#### Given text:

------------------------------------------------------------

Keywords: association, bidirectional, osteoporosis, periodontitis, review
Introduction and background
Osteoporosis and periodontal diseases are two prevalent chronic conditions that disproportionately affect aging populations, sharing potential bidirectional links through systemic inflammation, bone remodeling pathways, and shared risk factors such as age, smoking, and hormonal changes [1]. Osteoporosis is characterized by reduced bone mineral density (BMD) and microarchitectural deterioration of bone tissue, leading to an increased fracture risk, with a global prevalence affecting over 200 million individuals, predominantly postmenopausal women [2]. Periodontal diseases, including gingivitis and periodontitis, involve inflammatory destruction of tooth-supporting structures driven by dysbiotic oral biofilms, resulting in alveolar bone loss and potential tooth mobility, affecting nearly 47% of adults over 30 years worldwide [3].
Emerging evidence suggests mechanistic overlaps, including the role of receptor activator of nuclear factor kappa-B ligand (RANKL) in both systemic skeletal resorption and localized alveolar bone destruction as well as the influence of proinflammatory cytokines such as interleukin-6 (IL-6) and tumor necrosis factor-alpha (TNF-α) [4]. Postmenopausal estrogen deficiency exacerbates both conditions by upregulating osteoclast activity, whereas conditions such as diabetes and glucocorticoid use act as common modifiers [5]. Epidemiological studies have reported associations between low BMD and increased periodontal attachment loss, and meta-analyses have indicated higher odds of periodontitis in osteoporotic individuals [6]. Conversely, severe periodontitis may contribute to systemic bone loss via bacteremia-induced inflammation, although causality remains debatable.

------------------------------------------------------------

#### Tasks to perform:
a) In the osteoporosis and periodontitis review:
(i) How many individuals worldwide does osteoporosis affect?
(ii) What share of adults over 30 years worldwide do periodontal diseases affect?
(iii) Which two proinflammatory cytokines does it name?
b) Can you continue the osteoporosis and periodontitis review from the point where it stops?
The listing after this point has no connection to the osteoporosis and periodontitis review.

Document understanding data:
------------------------------------------------------------

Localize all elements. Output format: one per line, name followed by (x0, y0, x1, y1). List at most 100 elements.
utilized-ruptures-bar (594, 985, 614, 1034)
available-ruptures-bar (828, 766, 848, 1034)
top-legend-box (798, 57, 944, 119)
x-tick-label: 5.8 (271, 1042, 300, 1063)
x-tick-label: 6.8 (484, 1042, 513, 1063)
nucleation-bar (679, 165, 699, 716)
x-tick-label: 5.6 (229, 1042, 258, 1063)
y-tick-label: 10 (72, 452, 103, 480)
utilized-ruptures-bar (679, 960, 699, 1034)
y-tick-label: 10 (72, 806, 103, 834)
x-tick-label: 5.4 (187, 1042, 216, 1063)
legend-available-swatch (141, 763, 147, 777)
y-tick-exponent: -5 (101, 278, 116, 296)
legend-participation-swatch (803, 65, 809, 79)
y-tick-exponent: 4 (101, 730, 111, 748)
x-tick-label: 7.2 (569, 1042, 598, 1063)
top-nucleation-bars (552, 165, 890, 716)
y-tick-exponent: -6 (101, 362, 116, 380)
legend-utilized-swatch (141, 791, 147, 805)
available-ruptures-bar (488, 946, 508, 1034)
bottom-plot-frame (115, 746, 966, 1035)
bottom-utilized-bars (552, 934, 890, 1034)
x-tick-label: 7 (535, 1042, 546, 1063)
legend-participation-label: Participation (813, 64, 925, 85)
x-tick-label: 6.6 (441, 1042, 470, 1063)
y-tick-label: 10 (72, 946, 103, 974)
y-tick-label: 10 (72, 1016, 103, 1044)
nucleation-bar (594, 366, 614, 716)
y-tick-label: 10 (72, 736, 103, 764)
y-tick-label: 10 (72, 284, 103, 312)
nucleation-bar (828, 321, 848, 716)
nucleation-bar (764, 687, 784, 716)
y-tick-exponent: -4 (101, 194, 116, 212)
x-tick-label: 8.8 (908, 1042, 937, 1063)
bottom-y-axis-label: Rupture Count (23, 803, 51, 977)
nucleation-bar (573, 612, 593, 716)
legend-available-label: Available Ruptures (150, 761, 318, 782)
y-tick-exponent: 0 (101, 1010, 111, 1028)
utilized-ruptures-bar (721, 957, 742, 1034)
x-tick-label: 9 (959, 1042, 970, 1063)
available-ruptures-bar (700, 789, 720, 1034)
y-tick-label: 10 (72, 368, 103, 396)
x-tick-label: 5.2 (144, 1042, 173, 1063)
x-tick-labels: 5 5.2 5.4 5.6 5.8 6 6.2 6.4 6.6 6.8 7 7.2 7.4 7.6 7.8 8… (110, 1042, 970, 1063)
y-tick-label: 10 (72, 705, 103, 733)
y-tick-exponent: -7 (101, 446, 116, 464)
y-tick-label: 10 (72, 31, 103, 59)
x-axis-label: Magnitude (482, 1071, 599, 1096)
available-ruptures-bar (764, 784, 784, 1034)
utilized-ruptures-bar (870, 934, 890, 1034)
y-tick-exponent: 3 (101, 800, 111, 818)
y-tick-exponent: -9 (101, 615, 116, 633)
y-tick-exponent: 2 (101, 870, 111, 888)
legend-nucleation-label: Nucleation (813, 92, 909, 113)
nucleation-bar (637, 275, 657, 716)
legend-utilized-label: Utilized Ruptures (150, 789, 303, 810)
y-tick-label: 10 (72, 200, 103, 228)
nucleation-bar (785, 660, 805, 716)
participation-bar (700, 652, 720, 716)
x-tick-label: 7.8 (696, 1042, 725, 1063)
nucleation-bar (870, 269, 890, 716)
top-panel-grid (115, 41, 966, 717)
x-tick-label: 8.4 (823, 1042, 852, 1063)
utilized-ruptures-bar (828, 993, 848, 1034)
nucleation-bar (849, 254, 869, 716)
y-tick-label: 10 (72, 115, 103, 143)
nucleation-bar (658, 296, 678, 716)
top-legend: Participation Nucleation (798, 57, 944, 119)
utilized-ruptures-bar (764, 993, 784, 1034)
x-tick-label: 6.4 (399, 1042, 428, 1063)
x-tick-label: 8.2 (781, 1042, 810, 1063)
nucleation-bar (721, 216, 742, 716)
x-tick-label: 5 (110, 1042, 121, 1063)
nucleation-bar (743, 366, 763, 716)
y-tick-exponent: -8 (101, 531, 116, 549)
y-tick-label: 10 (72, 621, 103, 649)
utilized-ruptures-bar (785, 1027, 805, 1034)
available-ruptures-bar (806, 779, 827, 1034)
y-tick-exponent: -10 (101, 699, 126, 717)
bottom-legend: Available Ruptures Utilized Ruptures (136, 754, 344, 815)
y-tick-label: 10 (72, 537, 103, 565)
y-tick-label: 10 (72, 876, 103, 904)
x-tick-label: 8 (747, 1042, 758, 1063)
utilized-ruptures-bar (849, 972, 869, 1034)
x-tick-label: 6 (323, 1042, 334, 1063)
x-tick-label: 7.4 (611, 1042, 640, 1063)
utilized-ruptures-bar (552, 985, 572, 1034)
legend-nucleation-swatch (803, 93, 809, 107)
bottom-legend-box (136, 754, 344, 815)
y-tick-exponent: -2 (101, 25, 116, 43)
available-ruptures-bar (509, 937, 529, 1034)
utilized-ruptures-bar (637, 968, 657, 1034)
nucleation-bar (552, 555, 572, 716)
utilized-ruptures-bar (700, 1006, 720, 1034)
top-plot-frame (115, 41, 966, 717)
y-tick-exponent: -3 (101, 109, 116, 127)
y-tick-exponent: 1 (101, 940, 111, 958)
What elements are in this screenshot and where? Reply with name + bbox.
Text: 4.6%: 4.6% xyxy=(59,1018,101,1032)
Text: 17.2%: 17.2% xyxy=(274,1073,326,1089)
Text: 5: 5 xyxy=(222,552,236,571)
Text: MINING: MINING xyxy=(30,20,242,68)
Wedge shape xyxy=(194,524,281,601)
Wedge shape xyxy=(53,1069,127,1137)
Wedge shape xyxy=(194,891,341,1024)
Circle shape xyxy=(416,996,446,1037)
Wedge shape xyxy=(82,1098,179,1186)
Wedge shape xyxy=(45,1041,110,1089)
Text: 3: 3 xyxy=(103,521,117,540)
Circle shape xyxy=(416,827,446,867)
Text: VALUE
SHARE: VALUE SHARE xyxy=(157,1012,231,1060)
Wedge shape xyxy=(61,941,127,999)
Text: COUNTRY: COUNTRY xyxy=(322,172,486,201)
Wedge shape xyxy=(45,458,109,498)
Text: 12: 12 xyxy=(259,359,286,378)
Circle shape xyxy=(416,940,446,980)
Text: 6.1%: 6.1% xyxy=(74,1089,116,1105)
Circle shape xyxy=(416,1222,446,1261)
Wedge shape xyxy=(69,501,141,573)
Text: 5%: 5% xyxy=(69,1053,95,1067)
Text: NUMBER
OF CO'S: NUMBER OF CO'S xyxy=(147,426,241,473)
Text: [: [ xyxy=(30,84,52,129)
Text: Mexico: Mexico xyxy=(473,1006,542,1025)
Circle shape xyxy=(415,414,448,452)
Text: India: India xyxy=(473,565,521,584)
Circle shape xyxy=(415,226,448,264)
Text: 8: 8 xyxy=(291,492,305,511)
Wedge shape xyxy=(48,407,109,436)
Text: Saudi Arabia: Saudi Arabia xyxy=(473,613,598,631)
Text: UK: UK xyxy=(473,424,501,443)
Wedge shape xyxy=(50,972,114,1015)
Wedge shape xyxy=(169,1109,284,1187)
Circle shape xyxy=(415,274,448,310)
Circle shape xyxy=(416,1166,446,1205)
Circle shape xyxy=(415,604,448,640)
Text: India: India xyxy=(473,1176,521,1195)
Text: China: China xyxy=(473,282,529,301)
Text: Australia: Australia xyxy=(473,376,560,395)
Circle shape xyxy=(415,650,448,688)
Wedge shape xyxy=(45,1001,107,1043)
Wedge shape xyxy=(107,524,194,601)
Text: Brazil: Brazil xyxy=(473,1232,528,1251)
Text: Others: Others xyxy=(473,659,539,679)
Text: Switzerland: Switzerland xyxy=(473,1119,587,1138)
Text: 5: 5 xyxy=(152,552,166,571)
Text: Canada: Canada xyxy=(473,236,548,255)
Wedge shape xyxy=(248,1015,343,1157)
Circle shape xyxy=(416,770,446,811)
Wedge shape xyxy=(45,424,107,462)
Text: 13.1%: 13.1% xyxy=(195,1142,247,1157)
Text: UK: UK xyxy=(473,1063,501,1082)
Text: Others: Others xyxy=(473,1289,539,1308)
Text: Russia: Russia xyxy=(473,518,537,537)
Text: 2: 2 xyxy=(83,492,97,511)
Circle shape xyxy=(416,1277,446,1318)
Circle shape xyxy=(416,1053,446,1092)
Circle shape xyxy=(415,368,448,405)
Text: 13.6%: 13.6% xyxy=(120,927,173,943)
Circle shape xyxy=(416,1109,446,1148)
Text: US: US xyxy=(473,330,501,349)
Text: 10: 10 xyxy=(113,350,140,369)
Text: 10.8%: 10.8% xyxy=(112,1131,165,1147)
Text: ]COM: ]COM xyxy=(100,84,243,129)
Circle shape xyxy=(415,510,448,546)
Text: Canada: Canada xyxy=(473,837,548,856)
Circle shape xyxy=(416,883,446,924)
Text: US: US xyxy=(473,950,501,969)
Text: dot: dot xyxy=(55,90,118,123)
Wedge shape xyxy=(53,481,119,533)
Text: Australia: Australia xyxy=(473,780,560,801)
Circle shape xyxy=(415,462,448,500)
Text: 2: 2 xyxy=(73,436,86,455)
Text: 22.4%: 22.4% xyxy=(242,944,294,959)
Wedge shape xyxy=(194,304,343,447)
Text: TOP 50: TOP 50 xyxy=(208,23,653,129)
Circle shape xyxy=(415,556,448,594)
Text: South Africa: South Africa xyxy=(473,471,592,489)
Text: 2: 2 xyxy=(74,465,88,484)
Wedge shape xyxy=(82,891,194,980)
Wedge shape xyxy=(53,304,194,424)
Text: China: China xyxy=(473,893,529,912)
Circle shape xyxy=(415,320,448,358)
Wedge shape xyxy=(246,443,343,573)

------------------------------------------------------------

#### Answers provided:
a)
(i) Over 200 million individuals, predominantly postmenopausal women.
(ii) Nearly 47%.
(iii) Interleukin-6 (IL-6) and tumor necrosis factor-alpha (TNF-α).

b)
Despite these insights, discrepancies exist in clinical outcomes, diagnostic criteria, and therapeutic implications, necessitating a consolidated synthesis. This narrative review aimed to critically appraise the epidemiological, pathophysiological, and clinical interconnections between osteoporosis and periodontal diseases, highlighting evidence gaps and potential integrative management strategies to inform future research and multidisciplinary care.
Review
Search methodology
A comprehensive literature search was conducted to identify studies examining the interconnections between osteoporosis and periodontal diseases. The search encompassed five electronic databases, including PubMed/MEDLINE, Scopus, Web of Science, Embase, and Cochrane Library, from their inception through September 2025, with no date restrictions to capture both foundational and emerging evidence. The search strategy combined core terms using Boolean operators: ("osteoporosis" OR "bone mineral density" OR "BMD" OR "postmenopausal bone loss") AND ("periodontal disease*" OR "periodontitis" OR "gingivitis" OR "alveolar bone loss" OR "attachment loss"), supplemented by Medical Subject Headings (MeSH)/Emtree terms such as "Osteoporosis," "Osteoporosis, Postmenopausal," "Bone Density," "Periodontitis," and "Alveolar Bone Loss." Additional keywords targeting mechanistic overlap included "RANKL," "osteoprotegerin," "OPG," "IL-6," "TNF-alpha," and "inflammation."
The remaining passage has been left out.